> **WHAT YOU ARE ASKED TO DO**: Your answer should be every line below that includes the word "this".

> **Source records**:
□ □ □ □

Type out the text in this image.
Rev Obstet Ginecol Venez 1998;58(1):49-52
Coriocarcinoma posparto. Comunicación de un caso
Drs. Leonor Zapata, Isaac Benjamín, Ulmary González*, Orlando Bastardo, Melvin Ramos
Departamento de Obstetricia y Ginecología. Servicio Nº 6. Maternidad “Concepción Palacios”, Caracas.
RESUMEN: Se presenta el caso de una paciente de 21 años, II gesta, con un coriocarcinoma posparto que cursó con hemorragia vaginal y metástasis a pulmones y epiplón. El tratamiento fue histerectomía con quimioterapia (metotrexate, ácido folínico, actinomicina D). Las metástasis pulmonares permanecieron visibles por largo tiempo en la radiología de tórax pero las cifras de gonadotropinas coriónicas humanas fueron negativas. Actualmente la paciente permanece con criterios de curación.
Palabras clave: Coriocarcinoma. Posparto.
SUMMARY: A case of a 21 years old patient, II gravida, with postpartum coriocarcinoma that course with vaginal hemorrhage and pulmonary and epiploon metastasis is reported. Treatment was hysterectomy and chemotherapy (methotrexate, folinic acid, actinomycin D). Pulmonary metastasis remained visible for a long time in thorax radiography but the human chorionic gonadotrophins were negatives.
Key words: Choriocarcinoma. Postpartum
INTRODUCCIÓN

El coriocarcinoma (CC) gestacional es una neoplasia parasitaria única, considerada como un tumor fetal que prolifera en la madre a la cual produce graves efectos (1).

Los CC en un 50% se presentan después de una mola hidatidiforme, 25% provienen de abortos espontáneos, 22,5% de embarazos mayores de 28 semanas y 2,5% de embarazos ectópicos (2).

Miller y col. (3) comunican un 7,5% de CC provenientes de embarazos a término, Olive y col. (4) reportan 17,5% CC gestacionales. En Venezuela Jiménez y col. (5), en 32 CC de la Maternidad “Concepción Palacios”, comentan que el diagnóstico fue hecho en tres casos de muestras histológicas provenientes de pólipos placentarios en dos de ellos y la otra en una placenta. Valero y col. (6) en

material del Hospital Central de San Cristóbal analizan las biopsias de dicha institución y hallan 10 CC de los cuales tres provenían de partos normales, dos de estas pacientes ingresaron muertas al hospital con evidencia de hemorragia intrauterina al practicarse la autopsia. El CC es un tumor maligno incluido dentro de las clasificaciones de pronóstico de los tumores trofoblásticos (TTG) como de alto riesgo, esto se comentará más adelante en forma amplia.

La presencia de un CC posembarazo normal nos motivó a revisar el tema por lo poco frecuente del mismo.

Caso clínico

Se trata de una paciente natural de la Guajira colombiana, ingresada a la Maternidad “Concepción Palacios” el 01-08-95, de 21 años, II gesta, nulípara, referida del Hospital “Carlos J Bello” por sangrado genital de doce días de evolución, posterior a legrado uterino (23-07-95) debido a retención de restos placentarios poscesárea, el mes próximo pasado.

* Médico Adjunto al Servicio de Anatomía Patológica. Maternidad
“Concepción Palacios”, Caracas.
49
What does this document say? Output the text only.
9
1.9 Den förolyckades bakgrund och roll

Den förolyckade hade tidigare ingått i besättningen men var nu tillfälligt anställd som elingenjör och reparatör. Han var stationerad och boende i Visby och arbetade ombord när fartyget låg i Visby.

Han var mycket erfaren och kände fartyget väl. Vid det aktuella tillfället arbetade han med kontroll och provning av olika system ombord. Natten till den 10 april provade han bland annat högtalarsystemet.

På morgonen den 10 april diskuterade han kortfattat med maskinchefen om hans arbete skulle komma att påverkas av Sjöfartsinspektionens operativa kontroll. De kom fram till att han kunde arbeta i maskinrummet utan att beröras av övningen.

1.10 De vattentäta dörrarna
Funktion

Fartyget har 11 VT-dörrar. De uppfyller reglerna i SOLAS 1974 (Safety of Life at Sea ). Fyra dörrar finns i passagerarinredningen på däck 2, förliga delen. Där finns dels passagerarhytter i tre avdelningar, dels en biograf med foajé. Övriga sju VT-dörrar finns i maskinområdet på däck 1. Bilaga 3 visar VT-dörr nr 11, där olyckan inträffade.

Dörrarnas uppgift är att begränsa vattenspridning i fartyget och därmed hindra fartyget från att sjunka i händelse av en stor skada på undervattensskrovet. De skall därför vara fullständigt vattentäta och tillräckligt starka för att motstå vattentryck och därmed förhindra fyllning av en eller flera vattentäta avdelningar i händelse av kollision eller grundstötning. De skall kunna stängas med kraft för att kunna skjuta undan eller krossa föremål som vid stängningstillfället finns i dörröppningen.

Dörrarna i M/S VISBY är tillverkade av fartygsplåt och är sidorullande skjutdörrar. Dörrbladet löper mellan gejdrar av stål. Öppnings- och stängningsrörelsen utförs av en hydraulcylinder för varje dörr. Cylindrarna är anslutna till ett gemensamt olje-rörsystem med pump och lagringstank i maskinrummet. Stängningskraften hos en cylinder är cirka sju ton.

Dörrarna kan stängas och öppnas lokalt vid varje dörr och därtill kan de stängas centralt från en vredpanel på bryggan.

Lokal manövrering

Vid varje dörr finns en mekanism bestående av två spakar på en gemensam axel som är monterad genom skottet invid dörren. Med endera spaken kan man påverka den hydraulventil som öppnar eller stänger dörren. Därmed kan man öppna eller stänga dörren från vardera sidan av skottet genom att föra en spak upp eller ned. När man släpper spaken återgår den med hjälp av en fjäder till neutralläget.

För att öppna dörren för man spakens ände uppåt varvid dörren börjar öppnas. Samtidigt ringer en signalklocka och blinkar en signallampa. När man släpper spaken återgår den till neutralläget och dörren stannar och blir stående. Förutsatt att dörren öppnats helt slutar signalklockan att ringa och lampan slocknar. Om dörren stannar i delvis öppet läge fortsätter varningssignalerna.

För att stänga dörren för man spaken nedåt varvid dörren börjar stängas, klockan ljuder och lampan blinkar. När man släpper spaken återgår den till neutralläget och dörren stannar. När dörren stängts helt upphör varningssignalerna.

□ □ □ □

> **EXPECTED ANSWER**:
Type out the text in this image.
What does this document say? Output the text only.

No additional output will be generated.